§ To do
Below are some entries; can you quote all of them exactly?

--------

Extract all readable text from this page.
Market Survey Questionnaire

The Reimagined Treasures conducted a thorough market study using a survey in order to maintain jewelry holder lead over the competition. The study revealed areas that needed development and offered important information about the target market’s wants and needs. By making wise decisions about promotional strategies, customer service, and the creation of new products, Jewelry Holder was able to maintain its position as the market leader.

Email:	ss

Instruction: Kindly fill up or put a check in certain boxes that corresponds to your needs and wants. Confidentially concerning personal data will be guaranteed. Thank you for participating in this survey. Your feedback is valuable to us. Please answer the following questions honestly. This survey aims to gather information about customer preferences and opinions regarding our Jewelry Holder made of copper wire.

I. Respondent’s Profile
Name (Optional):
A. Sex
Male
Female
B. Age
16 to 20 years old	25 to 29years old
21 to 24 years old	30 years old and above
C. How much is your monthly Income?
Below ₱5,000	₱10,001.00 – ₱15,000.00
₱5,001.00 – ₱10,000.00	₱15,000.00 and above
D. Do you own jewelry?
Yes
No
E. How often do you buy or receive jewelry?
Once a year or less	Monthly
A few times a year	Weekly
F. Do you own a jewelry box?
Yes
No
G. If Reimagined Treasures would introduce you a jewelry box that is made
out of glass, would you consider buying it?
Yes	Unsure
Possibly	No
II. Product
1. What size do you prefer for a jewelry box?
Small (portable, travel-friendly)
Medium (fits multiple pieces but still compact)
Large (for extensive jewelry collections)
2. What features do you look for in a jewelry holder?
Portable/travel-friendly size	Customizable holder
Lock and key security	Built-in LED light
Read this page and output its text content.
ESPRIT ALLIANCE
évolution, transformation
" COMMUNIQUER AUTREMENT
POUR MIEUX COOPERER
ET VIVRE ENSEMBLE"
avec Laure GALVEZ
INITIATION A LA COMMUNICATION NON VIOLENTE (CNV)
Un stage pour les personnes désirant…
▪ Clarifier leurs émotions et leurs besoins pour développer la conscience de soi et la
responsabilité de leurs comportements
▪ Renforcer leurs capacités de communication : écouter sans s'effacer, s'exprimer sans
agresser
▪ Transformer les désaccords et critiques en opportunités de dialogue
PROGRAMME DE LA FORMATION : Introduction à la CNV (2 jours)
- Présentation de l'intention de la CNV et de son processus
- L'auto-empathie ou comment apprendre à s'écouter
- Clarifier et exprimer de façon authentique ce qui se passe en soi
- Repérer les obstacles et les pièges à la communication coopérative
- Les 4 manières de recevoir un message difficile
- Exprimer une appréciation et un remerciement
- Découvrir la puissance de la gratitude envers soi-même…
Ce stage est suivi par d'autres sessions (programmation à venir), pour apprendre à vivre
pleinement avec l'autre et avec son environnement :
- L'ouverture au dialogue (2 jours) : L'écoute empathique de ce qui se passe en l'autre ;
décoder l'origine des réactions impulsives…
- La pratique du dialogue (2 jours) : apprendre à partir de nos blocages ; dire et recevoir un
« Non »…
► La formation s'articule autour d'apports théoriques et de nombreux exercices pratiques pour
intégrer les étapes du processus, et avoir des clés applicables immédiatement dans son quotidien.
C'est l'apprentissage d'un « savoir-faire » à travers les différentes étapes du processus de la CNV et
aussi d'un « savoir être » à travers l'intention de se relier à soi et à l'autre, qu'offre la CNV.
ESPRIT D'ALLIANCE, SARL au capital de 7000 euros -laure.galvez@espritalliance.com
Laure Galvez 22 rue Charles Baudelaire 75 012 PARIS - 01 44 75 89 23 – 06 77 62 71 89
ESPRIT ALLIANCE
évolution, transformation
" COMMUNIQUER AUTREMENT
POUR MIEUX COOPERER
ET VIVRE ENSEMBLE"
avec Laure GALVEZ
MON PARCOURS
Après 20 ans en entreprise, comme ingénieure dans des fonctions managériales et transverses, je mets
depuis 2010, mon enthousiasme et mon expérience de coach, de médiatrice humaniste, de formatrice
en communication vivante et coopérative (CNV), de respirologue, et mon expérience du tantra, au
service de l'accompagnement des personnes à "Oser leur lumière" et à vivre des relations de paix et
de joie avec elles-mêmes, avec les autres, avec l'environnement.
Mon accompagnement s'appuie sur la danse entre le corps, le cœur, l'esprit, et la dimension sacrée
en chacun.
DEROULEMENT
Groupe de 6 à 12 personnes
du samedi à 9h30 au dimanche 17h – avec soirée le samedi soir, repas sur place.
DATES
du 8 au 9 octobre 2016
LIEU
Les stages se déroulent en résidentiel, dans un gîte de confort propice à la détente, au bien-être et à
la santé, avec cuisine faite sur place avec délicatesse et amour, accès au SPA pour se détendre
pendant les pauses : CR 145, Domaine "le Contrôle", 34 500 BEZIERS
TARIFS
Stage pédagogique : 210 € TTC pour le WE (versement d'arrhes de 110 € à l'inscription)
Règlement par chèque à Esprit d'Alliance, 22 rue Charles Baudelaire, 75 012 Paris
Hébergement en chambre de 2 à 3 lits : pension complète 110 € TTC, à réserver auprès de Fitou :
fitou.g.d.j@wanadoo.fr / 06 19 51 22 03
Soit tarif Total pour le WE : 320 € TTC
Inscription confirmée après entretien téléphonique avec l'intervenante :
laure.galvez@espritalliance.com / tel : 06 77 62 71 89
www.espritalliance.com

--------

§ Problem solution
Extract all readable text from this page.
Market Survey Questionnaire

The Reimagined Treasures conducted a thorough market study using a survey in order to maintain jewelry holder lead over the competition. The study revealed areas that needed development and offered important information about the target market’s wants and needs. By making wise decisions about promotional strategies, customer service, and the creation of new products, Jewelry Holder was able to maintain its position as the market leader.

Email:	ss

Instruction: Kindly fill up or put a check in certain boxes that corresponds to your needs and wants. Confidentially concerning personal data will be guaranteed. Thank you for participating in this survey. Your feedback is valuable to us. Please answer the following questions honestly. This survey aims to gather information about customer preferences and opinions regarding our Jewelry Holder made of copper wire.

I. Respondent’s Profile
Name (Optional):
A. Sex
Male
Female
B. Age
16 to 20 years old	25 to 29years old
21 to 24 years old	30 years old and above
C. How much is your monthly Income?
Below ₱5,000	₱10,001.00 – ₱15,000.00
₱5,001.00 – ₱10,000.00	₱15,000.00 and above
D. Do you own jewelry?
Yes
No
E. How often do you buy or receive jewelry?
Once a year or less	Monthly
A few times a year	Weekly
F. Do you own a jewelry box?
Yes
No
G. If Reimagined Treasures would introduce you a jewelry box that is made
out of glass, would you consider buying it?
Yes	Unsure
Possibly	No
II. Product
1. What size do you prefer for a jewelry box?
Small (portable, travel-friendly)
Medium (fits multiple pieces but still compact)
Large (for extensive jewelry collections)
2. What features do you look for in a jewelry holder?
Portable/travel-friendly size	Customizable holder
Lock and key security	Built-in LED light
Read this page and output its text content.
ESPRIT ALLIANCE
évolution, transformation
" COMMUNIQUER AUTREMENT
POUR MIEUX COOPERER
ET VIVRE ENSEMBLE"
avec Laure GALVEZ
INITIATION A LA COMMUNICATION NON VIOLENTE (CNV)
Un stage pour les personnes désirant…
▪ Clarifier leurs émotions et leurs besoins pour développer la conscience de soi et la
responsabilité de leurs comportements
▪ Renforcer leurs capacités de communication : écouter sans s'effacer, s'exprimer sans
agresser
▪ Transformer les désaccords et critiques en opportunités de dialogue
PROGRAMME DE LA FORMATION : Introduction à la CNV (2 jours)
- Présentation de l'intention de la CNV et de son processus
- L'auto-empathie ou comment apprendre à s'écouter
- Clarifier et exprimer de façon authentique ce qui se passe en soi
- Repérer les obstacles et les pièges à la communication coopérative
- Les 4 manières de recevoir un message difficile
- Exprimer une appréciation et un remerciement
- Découvrir la puissance de la gratitude envers soi-même…
Ce stage est suivi par d'autres sessions (programmation à venir), pour apprendre à vivre
pleinement avec l'autre et avec son environnement :
- L'ouverture au dialogue (2 jours) : L'écoute empathique de ce qui se passe en l'autre ;
décoder l'origine des réactions impulsives…
- La pratique du dialogue (2 jours) : apprendre à partir de nos blocages ; dire et recevoir un
« Non »…
► La formation s'articule autour d'apports théoriques et de nombreux exercices pratiques pour
intégrer les étapes du processus, et avoir des clés applicables immédiatement dans son quotidien.
C'est l'apprentissage d'un « savoir-faire » à travers les différentes étapes du processus de la CNV et
aussi d'un « savoir être » à travers l'intention de se relier à soi et à l'autre, qu'offre la CNV.
ESPRIT D'ALLIANCE, SARL au capital de 7000 euros -laure.galvez@espritalliance.com
Laure Galvez 22 rue Charles Baudelaire 75 012 PARIS - 01 44 75 89 23 – 06 77 62 71 89
ESPRIT ALLIANCE
évolution, transformation
" COMMUNIQUER AUTREMENT
POUR MIEUX COOPERER
ET VIVRE ENSEMBLE"
avec Laure GALVEZ
MON PARCOURS
Après 20 ans en entreprise, comme ingénieure dans des fonctions managériales et transverses, je mets
depuis 2010, mon enthousiasme et mon expérience de coach, de médiatrice humaniste, de formatrice
en communication vivante et coopérative (CNV), de respirologue, et mon expérience du tantra, au
service de l'accompagnement des personnes à "Oser leur lumière" et à vivre des relations de paix et
de joie avec elles-mêmes, avec les autres, avec l'environnement.
Mon accompagnement s'appuie sur la danse entre le corps, le cœur, l'esprit, et la dimension sacrée
en chacun.
DEROULEMENT
Groupe de 6 à 12 personnes
du samedi à 9h30 au dimanche 17h – avec soirée le samedi soir, repas sur place.
DATES
du 8 au 9 octobre 2016
LIEU
Les stages se déroulent en résidentiel, dans un gîte de confort propice à la détente, au bien-être et à
la santé, avec cuisine faite sur place avec délicatesse et amour, accès au SPA pour se détendre
pendant les pauses : CR 145, Domaine "le Contrôle", 34 500 BEZIERS
TARIFS
Stage pédagogique : 210 € TTC pour le WE (versement d'arrhes de 110 € à l'inscription)
Règlement par chèque à Esprit d'Alliance, 22 rue Charles Baudelaire, 75 012 Paris
Hébergement en chambre de 2 à 3 lits : pension complète 110 € TTC, à réserver auprès de Fitou :
fitou.g.d.j@wanadoo.fr / 06 19 51 22 03
Soit tarif Total pour le WE : 320 € TTC
Inscription confirmée après entretien téléphonique avec l'intervenante :
laure.galvez@espritalliance.com / tel : 06 77 62 71 89
www.espritalliance.com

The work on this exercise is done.